SET TASK:
Return every line of the material below word for word, with nothing changed, added, or left out.
— BEGIN —
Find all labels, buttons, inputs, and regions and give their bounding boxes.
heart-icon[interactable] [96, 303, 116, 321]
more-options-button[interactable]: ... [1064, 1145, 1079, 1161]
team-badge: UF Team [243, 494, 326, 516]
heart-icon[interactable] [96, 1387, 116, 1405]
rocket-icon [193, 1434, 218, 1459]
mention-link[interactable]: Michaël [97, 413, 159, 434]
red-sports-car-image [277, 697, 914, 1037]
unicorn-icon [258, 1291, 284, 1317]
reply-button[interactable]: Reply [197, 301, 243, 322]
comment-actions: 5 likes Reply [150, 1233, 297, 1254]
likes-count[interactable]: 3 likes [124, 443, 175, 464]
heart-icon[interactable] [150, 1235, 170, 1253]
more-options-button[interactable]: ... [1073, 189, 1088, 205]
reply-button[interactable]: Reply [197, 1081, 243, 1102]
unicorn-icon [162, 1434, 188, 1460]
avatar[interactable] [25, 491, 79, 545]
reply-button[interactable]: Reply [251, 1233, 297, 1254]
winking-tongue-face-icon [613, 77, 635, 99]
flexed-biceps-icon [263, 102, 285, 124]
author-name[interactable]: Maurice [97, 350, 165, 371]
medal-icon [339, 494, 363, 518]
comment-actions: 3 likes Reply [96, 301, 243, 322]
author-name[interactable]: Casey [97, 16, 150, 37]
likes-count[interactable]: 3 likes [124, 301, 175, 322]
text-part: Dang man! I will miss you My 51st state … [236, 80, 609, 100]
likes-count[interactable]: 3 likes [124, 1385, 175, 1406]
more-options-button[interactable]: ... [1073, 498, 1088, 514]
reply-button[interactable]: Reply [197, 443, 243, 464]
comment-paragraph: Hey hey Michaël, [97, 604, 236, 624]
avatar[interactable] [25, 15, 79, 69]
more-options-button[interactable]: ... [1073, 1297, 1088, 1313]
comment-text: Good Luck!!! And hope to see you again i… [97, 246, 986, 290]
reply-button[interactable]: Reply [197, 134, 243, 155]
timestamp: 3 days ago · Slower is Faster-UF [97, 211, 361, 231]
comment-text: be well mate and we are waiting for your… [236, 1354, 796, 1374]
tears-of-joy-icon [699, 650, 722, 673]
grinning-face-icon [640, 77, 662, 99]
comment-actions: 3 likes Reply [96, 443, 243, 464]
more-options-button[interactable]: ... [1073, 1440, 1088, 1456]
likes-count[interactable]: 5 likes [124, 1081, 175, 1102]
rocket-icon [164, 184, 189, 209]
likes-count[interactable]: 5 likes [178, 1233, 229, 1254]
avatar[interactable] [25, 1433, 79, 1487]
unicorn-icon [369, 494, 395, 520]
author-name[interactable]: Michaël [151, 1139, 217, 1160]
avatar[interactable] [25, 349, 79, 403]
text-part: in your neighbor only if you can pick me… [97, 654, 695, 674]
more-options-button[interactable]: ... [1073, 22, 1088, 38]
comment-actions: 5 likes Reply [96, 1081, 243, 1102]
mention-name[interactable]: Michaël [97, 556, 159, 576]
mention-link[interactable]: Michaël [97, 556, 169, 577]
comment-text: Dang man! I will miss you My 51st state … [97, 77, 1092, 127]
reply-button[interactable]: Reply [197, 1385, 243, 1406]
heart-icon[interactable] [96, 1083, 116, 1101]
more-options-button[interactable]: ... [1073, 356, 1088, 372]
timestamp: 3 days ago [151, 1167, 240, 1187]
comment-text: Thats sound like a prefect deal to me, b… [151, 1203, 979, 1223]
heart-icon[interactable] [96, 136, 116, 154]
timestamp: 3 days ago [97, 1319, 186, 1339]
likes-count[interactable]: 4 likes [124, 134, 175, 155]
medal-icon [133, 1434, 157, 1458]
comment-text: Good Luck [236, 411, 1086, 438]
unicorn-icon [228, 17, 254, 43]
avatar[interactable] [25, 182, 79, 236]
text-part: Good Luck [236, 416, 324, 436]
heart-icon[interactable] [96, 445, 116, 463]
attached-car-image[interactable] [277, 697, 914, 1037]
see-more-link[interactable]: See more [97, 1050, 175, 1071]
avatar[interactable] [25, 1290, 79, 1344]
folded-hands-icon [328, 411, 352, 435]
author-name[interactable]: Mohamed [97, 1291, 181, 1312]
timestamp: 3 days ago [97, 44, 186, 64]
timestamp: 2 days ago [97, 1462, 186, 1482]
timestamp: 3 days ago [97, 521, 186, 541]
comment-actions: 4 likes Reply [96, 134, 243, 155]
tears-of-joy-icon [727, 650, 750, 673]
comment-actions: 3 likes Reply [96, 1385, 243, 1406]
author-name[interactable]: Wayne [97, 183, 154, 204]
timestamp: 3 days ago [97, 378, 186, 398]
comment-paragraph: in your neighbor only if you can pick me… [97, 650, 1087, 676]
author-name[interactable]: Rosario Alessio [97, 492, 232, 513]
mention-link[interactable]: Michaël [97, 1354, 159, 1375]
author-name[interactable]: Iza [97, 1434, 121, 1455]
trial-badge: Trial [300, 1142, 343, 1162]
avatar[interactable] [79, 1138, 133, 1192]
— END —
COMPLETE RESPONSE:
Find all labels, buttons, inputs, and regions and give their bounding boxes.
heart-icon[interactable] [96, 303, 116, 321]
more-options-button[interactable]: ... [1064, 1145, 1079, 1161]
team-badge: UF Team [243, 494, 326, 516]
heart-icon[interactable] [96, 1387, 116, 1405]
rocket-icon [193, 1434, 218, 1459]
mention-link[interactable]: Michaël [97, 413, 159, 434]
red-sports-car-image [277, 697, 914, 1037]
unicorn-icon [258, 1291, 284, 1317]
reply-button[interactable]: Reply [197, 301, 243, 322]
comment-actions: 5 likes Reply [150, 1233, 297, 1254]
likes-count[interactable]: 3 likes [124, 443, 175, 464]
heart-icon[interactable] [150, 1235, 170, 1253]
more-options-button[interactable]: ... [1073, 189, 1088, 205]
reply-button[interactable]: Reply [197, 1081, 243, 1102]
unicorn-icon [162, 1434, 188, 1460]
avatar[interactable] [25, 491, 79, 545]
reply-button[interactable]: Reply [251, 1233, 297, 1254]
winking-tongue-face-icon [613, 77, 635, 99]
flexed-biceps-icon [263, 102, 285, 124]
author-name[interactable]: Maurice [97, 350, 165, 371]
medal-icon [339, 494, 363, 518]
comment-actions: 3 likes Reply [96, 301, 243, 322]
author-name[interactable]: Casey [97, 16, 150, 37]
likes-count[interactable]: 3 likes [124, 301, 175, 322]
text-part: Dang man! I will miss you My 51st state … [236, 80, 609, 100]
likes-count[interactable]: 3 likes [124, 1385, 175, 1406]
more-options-button[interactable]: ... [1073, 498, 1088, 514]
reply-button[interactable]: Reply [197, 443, 243, 464]
comment-paragraph: Hey hey Michaël, [97, 604, 236, 624]
avatar[interactable] [25, 15, 79, 69]
more-options-button[interactable]: ... [1073, 1297, 1088, 1313]
comment-text: Good Luck!!! And hope to see you again i… [97, 246, 986, 290]
reply-button[interactable]: Reply [197, 134, 243, 155]
timestamp: 3 days ago · Slower is Faster-UF [97, 211, 361, 231]
comment-text: be well mate and we are waiting for your… [236, 1354, 796, 1374]
tears-of-joy-icon [699, 650, 722, 673]
grinning-face-icon [640, 77, 662, 99]
comment-actions: 3 likes Reply [96, 443, 243, 464]
more-options-button[interactable]: ... [1073, 1440, 1088, 1456]
likes-count[interactable]: 5 likes [124, 1081, 175, 1102]
rocket-icon [164, 184, 189, 209]
likes-count[interactable]: 5 likes [178, 1233, 229, 1254]
avatar[interactable] [25, 1433, 79, 1487]
unicorn-icon [369, 494, 395, 520]
author-name[interactable]: Michaël [151, 1139, 217, 1160]
avatar[interactable] [25, 349, 79, 403]
text-part: in your neighbor only if you can pick me… [97, 654, 695, 674]
more-options-button[interactable]: ... [1073, 22, 1088, 38]
comment-actions: 5 likes Reply [96, 1081, 243, 1102]
mention-name[interactable]: Michaël [97, 556, 159, 576]
mention-link[interactable]: Michaël [97, 556, 169, 577]
comment-text: Dang man! I will miss you My 51st state … [97, 77, 1092, 127]
reply-button[interactable]: Reply [197, 1385, 243, 1406]
heart-icon[interactable] [96, 1083, 116, 1101]
more-options-button[interactable]: ... [1073, 356, 1088, 372]
timestamp: 3 days ago [151, 1167, 240, 1187]
comment-text: Thats sound like a prefect deal to me, b… [151, 1203, 979, 1223]
heart-icon[interactable] [96, 136, 116, 154]
timestamp: 3 days ago [97, 1319, 186, 1339]
likes-count[interactable]: 4 likes [124, 134, 175, 155]
medal-icon [133, 1434, 157, 1458]
comment-text: Good Luck [236, 411, 1086, 438]
unicorn-icon [228, 17, 254, 43]
avatar[interactable] [25, 182, 79, 236]
text-part: Good Luck [236, 416, 324, 436]
heart-icon[interactable] [96, 445, 116, 463]
attached-car-image[interactable] [277, 697, 914, 1037]
see-more-link[interactable]: See more [97, 1050, 175, 1071]
avatar[interactable] [25, 1290, 79, 1344]
folded-hands-icon [328, 411, 352, 435]
author-name[interactable]: Mohamed [97, 1291, 181, 1312]
timestamp: 3 days ago [97, 44, 186, 64]
timestamp: 2 days ago [97, 1462, 186, 1482]
timestamp: 3 days ago [97, 521, 186, 541]
comment-actions: 4 likes Reply [96, 134, 243, 155]
tears-of-joy-icon [727, 650, 750, 673]
comment-actions: 3 likes Reply [96, 1385, 243, 1406]
author-name[interactable]: Wayne [97, 183, 154, 204]
timestamp: 3 days ago [97, 378, 186, 398]
comment-paragraph: in your neighbor only if you can pick me… [97, 650, 1087, 676]
author-name[interactable]: Rosario Alessio [97, 492, 232, 513]
mention-link[interactable]: Michaël [97, 1354, 159, 1375]
author-name[interactable]: Iza [97, 1434, 121, 1455]
trial-badge: Trial [300, 1142, 343, 1162]
avatar[interactable] [79, 1138, 133, 1192]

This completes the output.